## TASK DIRECTIONS
Scan the material below for the string "content", and copy every line where it shows up.

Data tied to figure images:
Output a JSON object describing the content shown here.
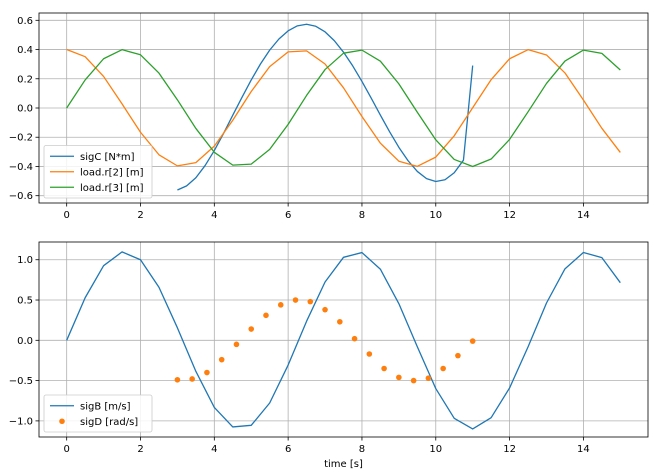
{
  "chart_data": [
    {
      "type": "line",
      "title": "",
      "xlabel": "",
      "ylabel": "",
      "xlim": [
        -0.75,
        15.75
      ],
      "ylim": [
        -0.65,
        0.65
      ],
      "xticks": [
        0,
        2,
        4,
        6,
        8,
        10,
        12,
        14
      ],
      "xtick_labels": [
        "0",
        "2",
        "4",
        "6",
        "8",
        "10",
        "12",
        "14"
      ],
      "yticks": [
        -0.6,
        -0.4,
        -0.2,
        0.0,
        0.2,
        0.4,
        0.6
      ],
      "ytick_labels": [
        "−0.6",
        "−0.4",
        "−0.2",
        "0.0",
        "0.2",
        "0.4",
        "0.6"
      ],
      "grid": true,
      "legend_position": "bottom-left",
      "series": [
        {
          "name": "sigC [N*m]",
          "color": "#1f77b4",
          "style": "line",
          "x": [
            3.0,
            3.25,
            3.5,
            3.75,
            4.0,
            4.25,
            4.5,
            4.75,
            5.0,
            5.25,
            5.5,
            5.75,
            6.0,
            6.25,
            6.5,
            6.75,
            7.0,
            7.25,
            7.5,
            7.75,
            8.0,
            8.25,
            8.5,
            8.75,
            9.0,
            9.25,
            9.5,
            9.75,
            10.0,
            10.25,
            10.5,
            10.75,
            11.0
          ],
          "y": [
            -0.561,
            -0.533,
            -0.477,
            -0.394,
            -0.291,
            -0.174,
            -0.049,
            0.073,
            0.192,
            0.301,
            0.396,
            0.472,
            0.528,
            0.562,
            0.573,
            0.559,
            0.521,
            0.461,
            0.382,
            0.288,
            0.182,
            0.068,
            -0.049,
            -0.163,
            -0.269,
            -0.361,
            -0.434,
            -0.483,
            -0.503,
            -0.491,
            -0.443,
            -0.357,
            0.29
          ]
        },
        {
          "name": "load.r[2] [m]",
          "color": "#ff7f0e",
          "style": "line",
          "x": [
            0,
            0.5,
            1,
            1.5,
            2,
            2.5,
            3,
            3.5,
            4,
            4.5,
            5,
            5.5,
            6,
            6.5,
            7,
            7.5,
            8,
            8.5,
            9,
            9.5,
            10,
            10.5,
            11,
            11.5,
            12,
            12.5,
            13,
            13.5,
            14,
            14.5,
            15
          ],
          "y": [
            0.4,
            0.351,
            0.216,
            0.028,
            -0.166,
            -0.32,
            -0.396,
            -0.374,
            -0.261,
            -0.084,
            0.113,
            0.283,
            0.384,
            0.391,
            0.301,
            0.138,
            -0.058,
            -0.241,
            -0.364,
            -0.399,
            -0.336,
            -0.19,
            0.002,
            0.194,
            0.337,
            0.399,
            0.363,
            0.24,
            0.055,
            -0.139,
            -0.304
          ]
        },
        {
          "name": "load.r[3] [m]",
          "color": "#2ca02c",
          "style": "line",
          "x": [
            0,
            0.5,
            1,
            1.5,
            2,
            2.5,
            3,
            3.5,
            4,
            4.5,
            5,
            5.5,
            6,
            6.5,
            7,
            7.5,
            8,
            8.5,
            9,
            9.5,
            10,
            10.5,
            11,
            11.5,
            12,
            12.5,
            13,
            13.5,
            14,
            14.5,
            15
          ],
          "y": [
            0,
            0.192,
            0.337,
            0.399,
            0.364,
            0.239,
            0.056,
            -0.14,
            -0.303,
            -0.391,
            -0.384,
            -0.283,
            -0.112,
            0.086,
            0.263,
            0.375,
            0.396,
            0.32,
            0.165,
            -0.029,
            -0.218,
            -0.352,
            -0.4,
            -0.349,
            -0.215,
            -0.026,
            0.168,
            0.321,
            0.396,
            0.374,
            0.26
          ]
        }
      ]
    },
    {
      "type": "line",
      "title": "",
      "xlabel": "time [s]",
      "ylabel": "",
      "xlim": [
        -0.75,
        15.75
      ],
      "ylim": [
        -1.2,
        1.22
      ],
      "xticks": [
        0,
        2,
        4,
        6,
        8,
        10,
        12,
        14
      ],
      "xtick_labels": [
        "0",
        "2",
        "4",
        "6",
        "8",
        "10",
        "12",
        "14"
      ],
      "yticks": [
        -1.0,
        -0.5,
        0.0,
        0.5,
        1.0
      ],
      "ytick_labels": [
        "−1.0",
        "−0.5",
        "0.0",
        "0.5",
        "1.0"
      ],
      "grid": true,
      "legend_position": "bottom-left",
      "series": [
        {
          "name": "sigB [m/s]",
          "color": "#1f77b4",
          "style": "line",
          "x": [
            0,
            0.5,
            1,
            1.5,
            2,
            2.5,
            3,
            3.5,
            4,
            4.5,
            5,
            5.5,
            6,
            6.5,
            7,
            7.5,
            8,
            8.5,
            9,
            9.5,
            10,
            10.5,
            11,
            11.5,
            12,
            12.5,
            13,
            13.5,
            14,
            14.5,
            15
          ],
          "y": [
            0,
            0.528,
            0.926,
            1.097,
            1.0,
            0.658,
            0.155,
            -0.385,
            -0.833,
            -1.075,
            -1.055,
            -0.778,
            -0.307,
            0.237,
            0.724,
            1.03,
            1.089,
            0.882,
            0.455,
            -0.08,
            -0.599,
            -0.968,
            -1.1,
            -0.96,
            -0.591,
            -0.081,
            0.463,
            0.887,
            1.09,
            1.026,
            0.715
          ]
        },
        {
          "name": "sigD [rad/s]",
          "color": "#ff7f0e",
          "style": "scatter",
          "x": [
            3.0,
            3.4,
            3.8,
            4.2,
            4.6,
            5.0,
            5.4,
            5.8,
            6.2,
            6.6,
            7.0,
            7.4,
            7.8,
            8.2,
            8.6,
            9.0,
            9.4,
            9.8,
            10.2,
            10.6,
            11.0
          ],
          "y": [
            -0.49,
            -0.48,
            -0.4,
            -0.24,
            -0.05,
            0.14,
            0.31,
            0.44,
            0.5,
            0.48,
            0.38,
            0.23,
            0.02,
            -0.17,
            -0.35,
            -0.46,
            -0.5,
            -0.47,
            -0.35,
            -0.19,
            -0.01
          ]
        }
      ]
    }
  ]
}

==

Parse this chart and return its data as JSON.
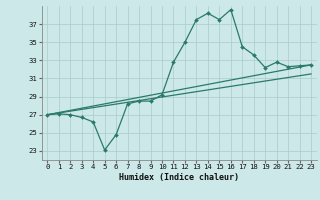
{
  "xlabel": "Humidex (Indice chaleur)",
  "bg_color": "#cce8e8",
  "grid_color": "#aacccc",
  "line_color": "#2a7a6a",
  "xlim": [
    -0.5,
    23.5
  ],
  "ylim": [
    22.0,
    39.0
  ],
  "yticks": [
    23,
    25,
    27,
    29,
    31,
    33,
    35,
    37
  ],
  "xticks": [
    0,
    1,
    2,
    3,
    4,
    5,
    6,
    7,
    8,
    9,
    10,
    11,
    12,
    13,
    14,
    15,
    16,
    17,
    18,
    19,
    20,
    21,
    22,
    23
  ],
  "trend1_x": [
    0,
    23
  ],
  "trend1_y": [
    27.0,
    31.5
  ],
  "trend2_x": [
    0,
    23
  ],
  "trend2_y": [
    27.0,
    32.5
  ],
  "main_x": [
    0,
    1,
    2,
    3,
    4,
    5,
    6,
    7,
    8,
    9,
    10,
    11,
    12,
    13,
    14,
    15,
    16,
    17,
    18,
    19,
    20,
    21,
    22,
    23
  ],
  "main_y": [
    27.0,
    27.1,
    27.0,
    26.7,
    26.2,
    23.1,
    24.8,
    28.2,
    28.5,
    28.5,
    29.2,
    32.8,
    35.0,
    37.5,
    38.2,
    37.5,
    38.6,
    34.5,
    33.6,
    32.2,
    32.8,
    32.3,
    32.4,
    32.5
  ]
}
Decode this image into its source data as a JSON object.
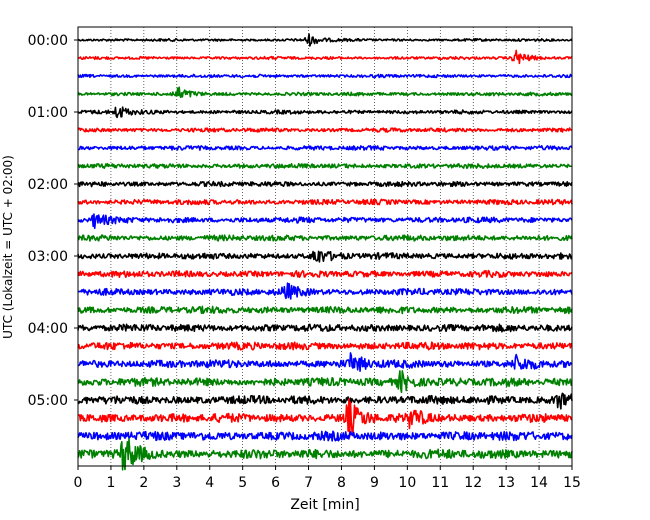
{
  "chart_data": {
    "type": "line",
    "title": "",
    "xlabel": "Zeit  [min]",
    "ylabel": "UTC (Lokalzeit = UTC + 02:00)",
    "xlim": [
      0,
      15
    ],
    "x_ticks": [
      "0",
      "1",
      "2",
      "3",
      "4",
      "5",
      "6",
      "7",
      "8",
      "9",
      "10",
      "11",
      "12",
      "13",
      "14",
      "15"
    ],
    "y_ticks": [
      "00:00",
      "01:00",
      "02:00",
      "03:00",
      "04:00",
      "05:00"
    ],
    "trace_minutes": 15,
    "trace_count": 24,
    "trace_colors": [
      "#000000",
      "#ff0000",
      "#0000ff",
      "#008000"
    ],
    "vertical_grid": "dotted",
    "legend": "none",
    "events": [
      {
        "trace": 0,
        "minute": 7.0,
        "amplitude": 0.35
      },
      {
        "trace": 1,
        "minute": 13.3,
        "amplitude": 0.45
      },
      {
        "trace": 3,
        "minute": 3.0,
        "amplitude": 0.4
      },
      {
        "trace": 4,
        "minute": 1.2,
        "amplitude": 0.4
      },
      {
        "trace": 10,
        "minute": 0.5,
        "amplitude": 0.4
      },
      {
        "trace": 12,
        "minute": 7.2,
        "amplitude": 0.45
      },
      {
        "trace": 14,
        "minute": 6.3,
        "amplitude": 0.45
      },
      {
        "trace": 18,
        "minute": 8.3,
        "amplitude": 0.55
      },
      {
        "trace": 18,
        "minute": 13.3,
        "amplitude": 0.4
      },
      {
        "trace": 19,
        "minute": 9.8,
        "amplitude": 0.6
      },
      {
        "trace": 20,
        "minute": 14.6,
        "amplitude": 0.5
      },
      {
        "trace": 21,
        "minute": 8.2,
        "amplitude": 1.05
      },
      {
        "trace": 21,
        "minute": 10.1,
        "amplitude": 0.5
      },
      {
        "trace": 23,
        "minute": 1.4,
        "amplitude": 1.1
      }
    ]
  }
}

---

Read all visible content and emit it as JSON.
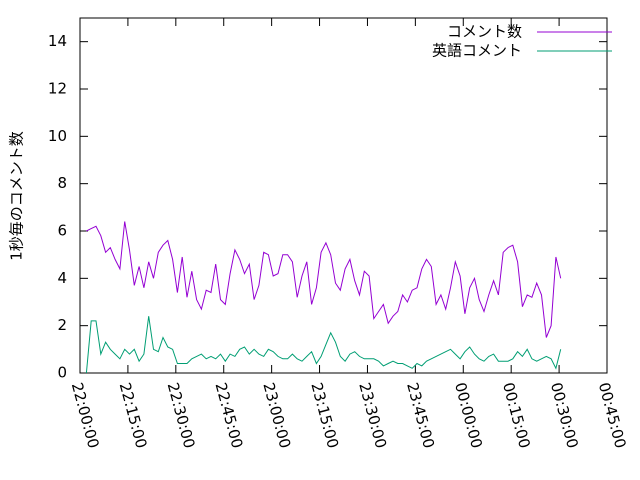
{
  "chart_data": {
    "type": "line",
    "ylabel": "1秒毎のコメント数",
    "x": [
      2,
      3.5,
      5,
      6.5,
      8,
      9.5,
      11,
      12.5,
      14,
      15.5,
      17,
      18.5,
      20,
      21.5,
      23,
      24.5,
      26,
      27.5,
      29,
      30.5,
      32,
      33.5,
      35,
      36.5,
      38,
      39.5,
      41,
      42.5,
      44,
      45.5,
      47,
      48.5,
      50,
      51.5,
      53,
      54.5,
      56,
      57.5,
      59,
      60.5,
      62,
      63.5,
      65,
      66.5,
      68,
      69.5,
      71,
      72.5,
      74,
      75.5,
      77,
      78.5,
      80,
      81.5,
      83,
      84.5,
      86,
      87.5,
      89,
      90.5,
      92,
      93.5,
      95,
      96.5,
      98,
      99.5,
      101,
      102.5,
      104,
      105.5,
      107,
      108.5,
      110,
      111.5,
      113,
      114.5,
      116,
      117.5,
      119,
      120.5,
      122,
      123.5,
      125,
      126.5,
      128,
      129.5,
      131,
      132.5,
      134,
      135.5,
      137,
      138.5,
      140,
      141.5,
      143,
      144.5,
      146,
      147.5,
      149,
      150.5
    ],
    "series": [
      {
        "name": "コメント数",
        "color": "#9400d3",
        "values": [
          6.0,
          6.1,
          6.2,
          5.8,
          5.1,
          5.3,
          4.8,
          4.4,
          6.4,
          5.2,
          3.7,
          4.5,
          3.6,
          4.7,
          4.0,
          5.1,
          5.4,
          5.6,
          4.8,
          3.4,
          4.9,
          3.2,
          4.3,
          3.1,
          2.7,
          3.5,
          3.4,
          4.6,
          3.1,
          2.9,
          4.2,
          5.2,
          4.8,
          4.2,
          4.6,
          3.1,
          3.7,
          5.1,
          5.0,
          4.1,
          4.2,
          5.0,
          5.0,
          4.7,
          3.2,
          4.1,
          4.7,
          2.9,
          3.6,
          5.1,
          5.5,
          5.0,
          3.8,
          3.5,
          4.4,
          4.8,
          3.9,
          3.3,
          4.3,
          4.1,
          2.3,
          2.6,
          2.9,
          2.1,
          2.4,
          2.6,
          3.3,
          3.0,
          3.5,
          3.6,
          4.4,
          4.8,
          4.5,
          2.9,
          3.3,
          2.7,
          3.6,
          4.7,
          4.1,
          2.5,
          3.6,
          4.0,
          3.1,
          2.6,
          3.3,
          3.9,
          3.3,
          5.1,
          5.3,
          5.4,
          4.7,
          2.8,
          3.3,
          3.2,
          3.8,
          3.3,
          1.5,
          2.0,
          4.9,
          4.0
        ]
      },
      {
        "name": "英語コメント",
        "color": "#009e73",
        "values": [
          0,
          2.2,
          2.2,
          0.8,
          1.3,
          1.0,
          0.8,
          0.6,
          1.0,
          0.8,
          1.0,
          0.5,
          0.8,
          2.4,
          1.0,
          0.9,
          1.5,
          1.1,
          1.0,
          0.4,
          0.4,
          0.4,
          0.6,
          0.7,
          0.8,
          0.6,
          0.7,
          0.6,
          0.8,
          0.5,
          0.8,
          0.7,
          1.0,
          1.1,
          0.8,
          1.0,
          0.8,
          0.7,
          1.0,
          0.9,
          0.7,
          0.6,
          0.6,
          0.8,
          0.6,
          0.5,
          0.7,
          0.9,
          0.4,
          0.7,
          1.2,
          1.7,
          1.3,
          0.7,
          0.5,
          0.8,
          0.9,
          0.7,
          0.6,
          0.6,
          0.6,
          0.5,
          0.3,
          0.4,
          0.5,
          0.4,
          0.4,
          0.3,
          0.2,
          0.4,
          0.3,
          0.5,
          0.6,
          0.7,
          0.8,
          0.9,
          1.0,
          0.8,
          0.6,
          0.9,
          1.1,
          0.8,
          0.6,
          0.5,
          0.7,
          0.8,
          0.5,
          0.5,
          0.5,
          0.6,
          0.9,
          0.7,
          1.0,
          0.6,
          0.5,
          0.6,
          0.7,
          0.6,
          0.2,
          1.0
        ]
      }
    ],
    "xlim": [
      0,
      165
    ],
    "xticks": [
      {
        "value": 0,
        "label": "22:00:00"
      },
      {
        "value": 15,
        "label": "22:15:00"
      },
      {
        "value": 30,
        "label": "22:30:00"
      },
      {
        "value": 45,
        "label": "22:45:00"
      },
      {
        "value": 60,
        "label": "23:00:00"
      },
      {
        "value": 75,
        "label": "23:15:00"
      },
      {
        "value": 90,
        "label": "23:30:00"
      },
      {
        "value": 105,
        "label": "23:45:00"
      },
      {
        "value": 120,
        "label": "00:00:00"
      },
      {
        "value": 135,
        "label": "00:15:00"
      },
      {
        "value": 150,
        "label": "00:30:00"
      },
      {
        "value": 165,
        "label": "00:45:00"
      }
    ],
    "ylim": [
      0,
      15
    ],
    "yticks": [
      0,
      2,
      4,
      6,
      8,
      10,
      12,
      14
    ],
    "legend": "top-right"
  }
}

## RESULT OF THE TASK
Output a JSON object describing the content shown here.
Read all visible content and emit it as JSON.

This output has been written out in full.